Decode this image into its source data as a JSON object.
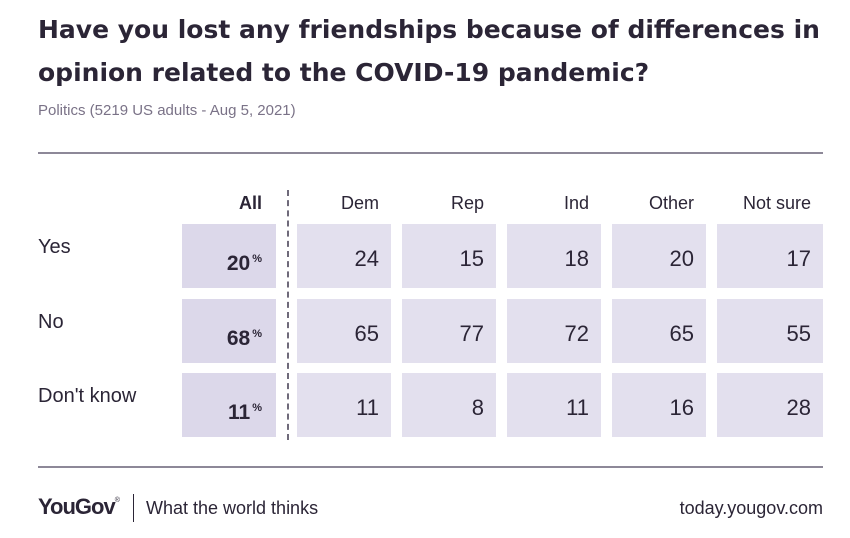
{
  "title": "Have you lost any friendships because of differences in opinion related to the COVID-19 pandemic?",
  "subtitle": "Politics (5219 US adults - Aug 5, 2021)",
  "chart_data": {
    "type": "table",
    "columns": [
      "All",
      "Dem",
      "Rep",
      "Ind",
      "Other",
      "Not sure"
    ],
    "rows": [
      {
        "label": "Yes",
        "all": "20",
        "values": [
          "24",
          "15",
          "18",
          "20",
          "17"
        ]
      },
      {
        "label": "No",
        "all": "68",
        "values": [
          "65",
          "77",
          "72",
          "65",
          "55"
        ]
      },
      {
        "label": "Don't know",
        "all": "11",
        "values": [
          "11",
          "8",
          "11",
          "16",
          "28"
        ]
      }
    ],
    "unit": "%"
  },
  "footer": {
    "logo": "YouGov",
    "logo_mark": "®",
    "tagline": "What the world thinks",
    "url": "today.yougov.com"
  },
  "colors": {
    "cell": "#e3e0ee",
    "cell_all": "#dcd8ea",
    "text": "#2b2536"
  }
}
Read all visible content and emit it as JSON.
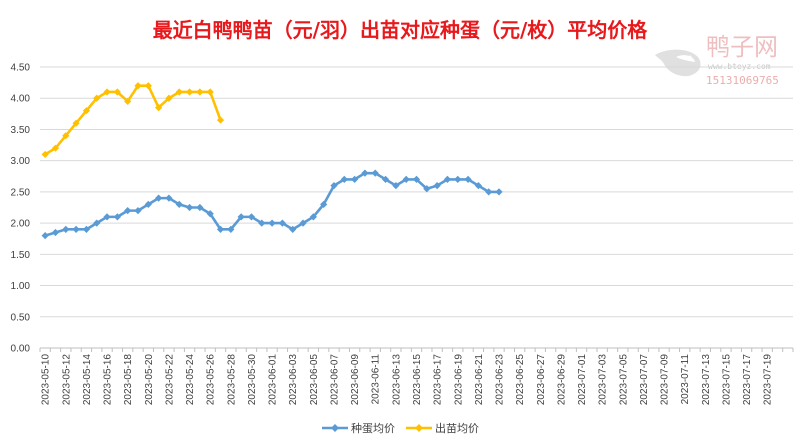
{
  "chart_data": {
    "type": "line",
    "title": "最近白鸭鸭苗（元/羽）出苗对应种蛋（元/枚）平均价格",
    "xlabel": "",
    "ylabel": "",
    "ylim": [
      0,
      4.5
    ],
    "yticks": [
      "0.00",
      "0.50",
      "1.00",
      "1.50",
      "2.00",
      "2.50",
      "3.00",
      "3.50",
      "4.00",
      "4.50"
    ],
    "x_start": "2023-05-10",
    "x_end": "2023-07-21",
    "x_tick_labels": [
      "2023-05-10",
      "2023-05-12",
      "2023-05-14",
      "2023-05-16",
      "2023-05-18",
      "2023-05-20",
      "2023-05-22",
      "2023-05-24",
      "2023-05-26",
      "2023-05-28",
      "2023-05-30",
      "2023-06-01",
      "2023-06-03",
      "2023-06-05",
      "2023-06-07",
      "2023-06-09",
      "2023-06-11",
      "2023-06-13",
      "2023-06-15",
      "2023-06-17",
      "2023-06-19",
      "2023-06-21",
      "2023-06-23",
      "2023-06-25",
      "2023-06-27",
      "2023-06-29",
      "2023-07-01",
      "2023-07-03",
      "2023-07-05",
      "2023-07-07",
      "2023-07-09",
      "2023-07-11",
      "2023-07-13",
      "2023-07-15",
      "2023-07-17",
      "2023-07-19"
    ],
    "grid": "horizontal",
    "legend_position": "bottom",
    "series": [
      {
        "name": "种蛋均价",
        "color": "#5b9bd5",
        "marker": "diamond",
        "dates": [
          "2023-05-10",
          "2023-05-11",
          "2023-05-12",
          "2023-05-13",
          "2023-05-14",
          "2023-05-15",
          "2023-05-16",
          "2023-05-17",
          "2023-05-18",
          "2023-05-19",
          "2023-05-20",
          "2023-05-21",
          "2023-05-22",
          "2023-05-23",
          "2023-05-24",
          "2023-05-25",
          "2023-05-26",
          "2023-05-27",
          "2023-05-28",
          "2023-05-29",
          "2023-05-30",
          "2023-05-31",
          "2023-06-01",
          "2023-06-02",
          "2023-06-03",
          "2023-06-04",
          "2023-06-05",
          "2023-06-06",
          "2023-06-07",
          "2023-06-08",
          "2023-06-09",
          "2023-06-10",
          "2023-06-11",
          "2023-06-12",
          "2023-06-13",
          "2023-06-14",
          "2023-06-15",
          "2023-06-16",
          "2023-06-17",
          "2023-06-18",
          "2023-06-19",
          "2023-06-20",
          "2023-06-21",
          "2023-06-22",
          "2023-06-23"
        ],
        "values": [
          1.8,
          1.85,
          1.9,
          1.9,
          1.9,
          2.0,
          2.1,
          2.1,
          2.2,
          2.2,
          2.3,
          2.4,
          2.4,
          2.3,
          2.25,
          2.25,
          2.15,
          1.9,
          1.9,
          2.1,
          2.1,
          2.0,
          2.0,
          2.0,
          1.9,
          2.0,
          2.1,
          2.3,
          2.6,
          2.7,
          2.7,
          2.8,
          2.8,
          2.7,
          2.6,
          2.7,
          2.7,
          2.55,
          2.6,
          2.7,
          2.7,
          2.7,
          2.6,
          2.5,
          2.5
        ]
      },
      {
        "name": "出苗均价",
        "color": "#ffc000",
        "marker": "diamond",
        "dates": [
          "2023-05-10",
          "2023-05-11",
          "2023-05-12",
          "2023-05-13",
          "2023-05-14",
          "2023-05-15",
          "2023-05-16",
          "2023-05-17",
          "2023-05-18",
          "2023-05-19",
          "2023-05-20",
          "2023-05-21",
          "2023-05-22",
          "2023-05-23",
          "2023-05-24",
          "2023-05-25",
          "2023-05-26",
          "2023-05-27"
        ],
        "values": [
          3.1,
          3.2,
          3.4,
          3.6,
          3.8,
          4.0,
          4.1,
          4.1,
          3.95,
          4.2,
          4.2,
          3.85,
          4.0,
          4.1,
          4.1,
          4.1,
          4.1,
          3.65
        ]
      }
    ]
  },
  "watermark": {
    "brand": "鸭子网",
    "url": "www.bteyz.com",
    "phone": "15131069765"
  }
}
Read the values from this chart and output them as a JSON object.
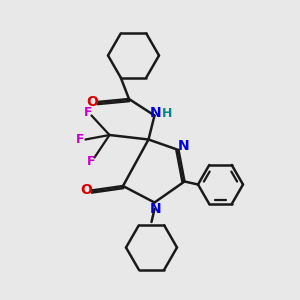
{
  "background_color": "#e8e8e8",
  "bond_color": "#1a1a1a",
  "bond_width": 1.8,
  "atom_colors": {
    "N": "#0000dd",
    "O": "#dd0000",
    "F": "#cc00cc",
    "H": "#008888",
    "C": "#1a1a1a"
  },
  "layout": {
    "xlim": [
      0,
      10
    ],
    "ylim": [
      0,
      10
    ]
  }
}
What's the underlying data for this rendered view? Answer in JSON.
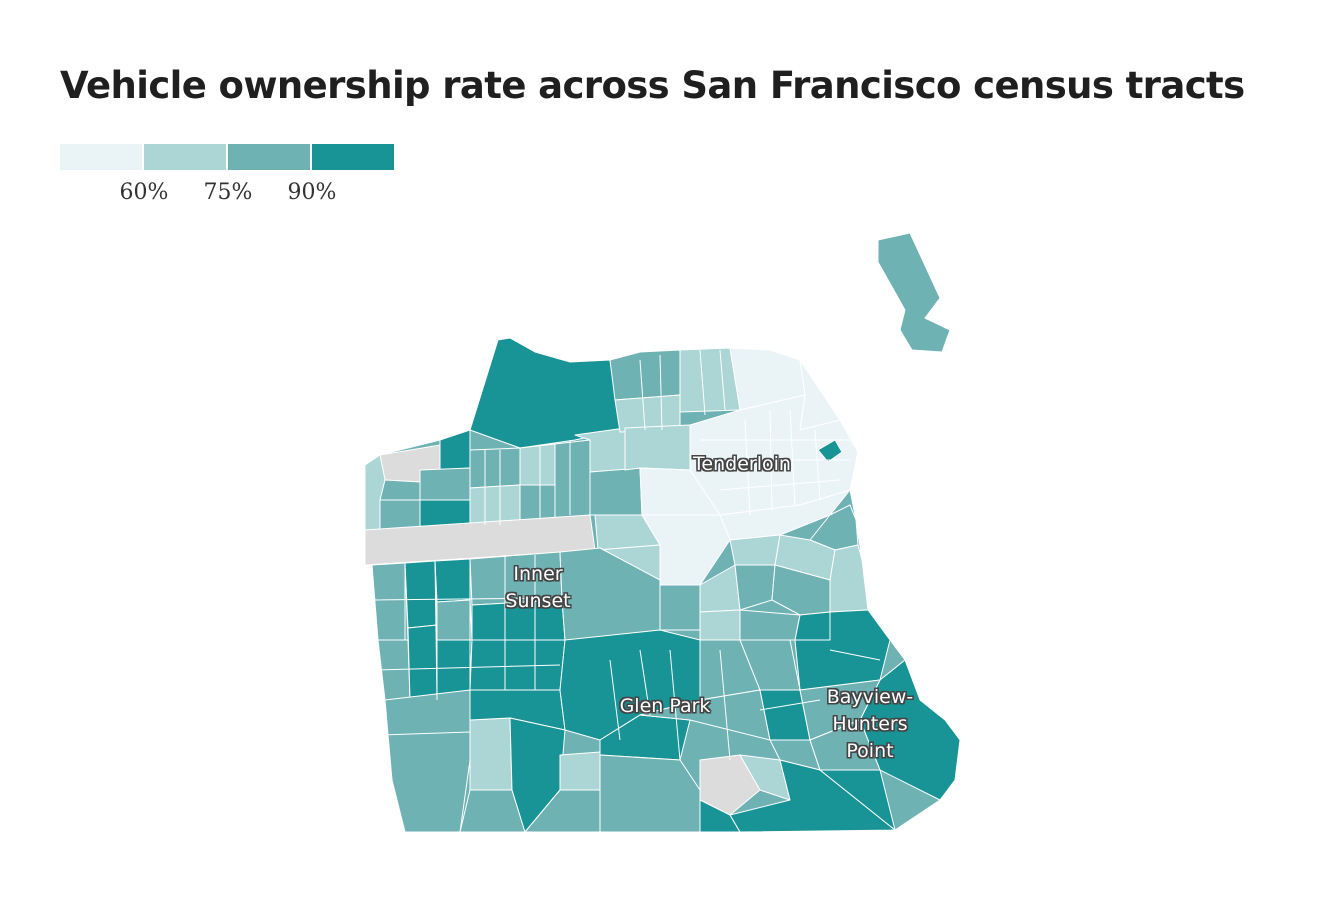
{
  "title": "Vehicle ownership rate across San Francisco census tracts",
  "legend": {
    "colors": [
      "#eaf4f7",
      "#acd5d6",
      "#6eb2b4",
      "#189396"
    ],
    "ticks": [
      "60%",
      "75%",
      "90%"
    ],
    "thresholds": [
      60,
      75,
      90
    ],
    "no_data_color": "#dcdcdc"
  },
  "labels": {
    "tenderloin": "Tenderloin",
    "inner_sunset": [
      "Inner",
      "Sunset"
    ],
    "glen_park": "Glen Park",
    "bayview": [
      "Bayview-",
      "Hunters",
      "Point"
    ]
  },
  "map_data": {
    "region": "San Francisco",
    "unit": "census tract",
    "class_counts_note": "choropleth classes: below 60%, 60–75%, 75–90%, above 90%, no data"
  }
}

--- EXERCISE INSTRUCTIONS ---
Without the pictures, transcribe the listing above exactly.

--- SOLUTION TO THIS EXERCISE ---
Decode this image into its source data as a JSON object.
{
  "title": "Have you lost any friendships because of differences in opinion related to the COVID-19 pandemic?",
  "subtitle": "Politics (5219 US adults - Aug 5, 2021)",
  "chart_data": {
    "type": "table",
    "columns": [
      "All",
      "Dem",
      "Rep",
      "Ind",
      "Other",
      "Not sure"
    ],
    "rows": [
      {
        "label": "Yes",
        "all": "20",
        "values": [
          "24",
          "15",
          "18",
          "20",
          "17"
        ]
      },
      {
        "label": "No",
        "all": "68",
        "values": [
          "65",
          "77",
          "72",
          "65",
          "55"
        ]
      },
      {
        "label": "Don't know",
        "all": "11",
        "values": [
          "11",
          "8",
          "11",
          "16",
          "28"
        ]
      }
    ],
    "unit": "%"
  },
  "footer": {
    "logo": "YouGov",
    "logo_mark": "®",
    "tagline": "What the world thinks",
    "url": "today.yougov.com"
  },
  "colors": {
    "cell": "#e3e0ee",
    "cell_all": "#dcd8ea",
    "text": "#2b2536"
  }
}
Read all visible content and emit it as JSON.
{
  "chart_data": {
    "type": "line",
    "title": "最近白鸭鸭苗（元/羽）出苗对应种蛋（元/枚）平均价格",
    "xlabel": "",
    "ylabel": "",
    "ylim": [
      0,
      4.5
    ],
    "yticks": [
      "0.00",
      "0.50",
      "1.00",
      "1.50",
      "2.00",
      "2.50",
      "3.00",
      "3.50",
      "4.00",
      "4.50"
    ],
    "x_start": "2023-05-10",
    "x_end": "2023-07-21",
    "x_tick_labels": [
      "2023-05-10",
      "2023-05-12",
      "2023-05-14",
      "2023-05-16",
      "2023-05-18",
      "2023-05-20",
      "2023-05-22",
      "2023-05-24",
      "2023-05-26",
      "2023-05-28",
      "2023-05-30",
      "2023-06-01",
      "2023-06-03",
      "2023-06-05",
      "2023-06-07",
      "2023-06-09",
      "2023-06-11",
      "2023-06-13",
      "2023-06-15",
      "2023-06-17",
      "2023-06-19",
      "2023-06-21",
      "2023-06-23",
      "2023-06-25",
      "2023-06-27",
      "2023-06-29",
      "2023-07-01",
      "2023-07-03",
      "2023-07-05",
      "2023-07-07",
      "2023-07-09",
      "2023-07-11",
      "2023-07-13",
      "2023-07-15",
      "2023-07-17",
      "2023-07-19"
    ],
    "grid": "horizontal",
    "legend_position": "bottom",
    "series": [
      {
        "name": "种蛋均价",
        "color": "#5b9bd5",
        "marker": "diamond",
        "dates": [
          "2023-05-10",
          "2023-05-11",
          "2023-05-12",
          "2023-05-13",
          "2023-05-14",
          "2023-05-15",
          "2023-05-16",
          "2023-05-17",
          "2023-05-18",
          "2023-05-19",
          "2023-05-20",
          "2023-05-21",
          "2023-05-22",
          "2023-05-23",
          "2023-05-24",
          "2023-05-25",
          "2023-05-26",
          "2023-05-27",
          "2023-05-28",
          "2023-05-29",
          "2023-05-30",
          "2023-05-31",
          "2023-06-01",
          "2023-06-02",
          "2023-06-03",
          "2023-06-04",
          "2023-06-05",
          "2023-06-06",
          "2023-06-07",
          "2023-06-08",
          "2023-06-09",
          "2023-06-10",
          "2023-06-11",
          "2023-06-12",
          "2023-06-13",
          "2023-06-14",
          "2023-06-15",
          "2023-06-16",
          "2023-06-17",
          "2023-06-18",
          "2023-06-19",
          "2023-06-20",
          "2023-06-21",
          "2023-06-22",
          "2023-06-23"
        ],
        "values": [
          1.8,
          1.85,
          1.9,
          1.9,
          1.9,
          2.0,
          2.1,
          2.1,
          2.2,
          2.2,
          2.3,
          2.4,
          2.4,
          2.3,
          2.25,
          2.25,
          2.15,
          1.9,
          1.9,
          2.1,
          2.1,
          2.0,
          2.0,
          2.0,
          1.9,
          2.0,
          2.1,
          2.3,
          2.6,
          2.7,
          2.7,
          2.8,
          2.8,
          2.7,
          2.6,
          2.7,
          2.7,
          2.55,
          2.6,
          2.7,
          2.7,
          2.7,
          2.6,
          2.5,
          2.5
        ]
      },
      {
        "name": "出苗均价",
        "color": "#ffc000",
        "marker": "diamond",
        "dates": [
          "2023-05-10",
          "2023-05-11",
          "2023-05-12",
          "2023-05-13",
          "2023-05-14",
          "2023-05-15",
          "2023-05-16",
          "2023-05-17",
          "2023-05-18",
          "2023-05-19",
          "2023-05-20",
          "2023-05-21",
          "2023-05-22",
          "2023-05-23",
          "2023-05-24",
          "2023-05-25",
          "2023-05-26",
          "2023-05-27"
        ],
        "values": [
          3.1,
          3.2,
          3.4,
          3.6,
          3.8,
          4.0,
          4.1,
          4.1,
          3.95,
          4.2,
          4.2,
          3.85,
          4.0,
          4.1,
          4.1,
          4.1,
          4.1,
          3.65
        ]
      }
    ]
  },
  "watermark": {
    "brand": "鸭子网",
    "url": "www.bteyz.com",
    "phone": "15131069765"
  }
}
Read the values from this chart and output them as a JSON object.
{
  "background_color": "#e8e8e8",
  "bond_color": "#1a1a1a",
  "bond_width": 1.8,
  "atom_colors": {
    "N": "#0000dd",
    "O": "#dd0000",
    "F": "#cc00cc",
    "H": "#008888",
    "C": "#1a1a1a"
  },
  "layout": {
    "xlim": [
      0,
      10
    ],
    "ylim": [
      0,
      10
    ]
  }
}
What's the underlying data for this rendered view? Answer in JSON.
{
  "title": "Vehicle ownership rate across San Francisco census tracts",
  "legend": {
    "colors": [
      "#eaf4f7",
      "#acd5d6",
      "#6eb2b4",
      "#189396"
    ],
    "ticks": [
      "60%",
      "75%",
      "90%"
    ],
    "thresholds": [
      60,
      75,
      90
    ],
    "no_data_color": "#dcdcdc"
  },
  "labels": {
    "tenderloin": "Tenderloin",
    "inner_sunset": [
      "Inner",
      "Sunset"
    ],
    "glen_park": "Glen Park",
    "bayview": [
      "Bayview-",
      "Hunters",
      "Point"
    ]
  },
  "map_data": {
    "region": "San Francisco",
    "unit": "census tract",
    "class_counts_note": "choropleth classes: below 60%, 60–75%, 75–90%, above 90%, no data"
  }
}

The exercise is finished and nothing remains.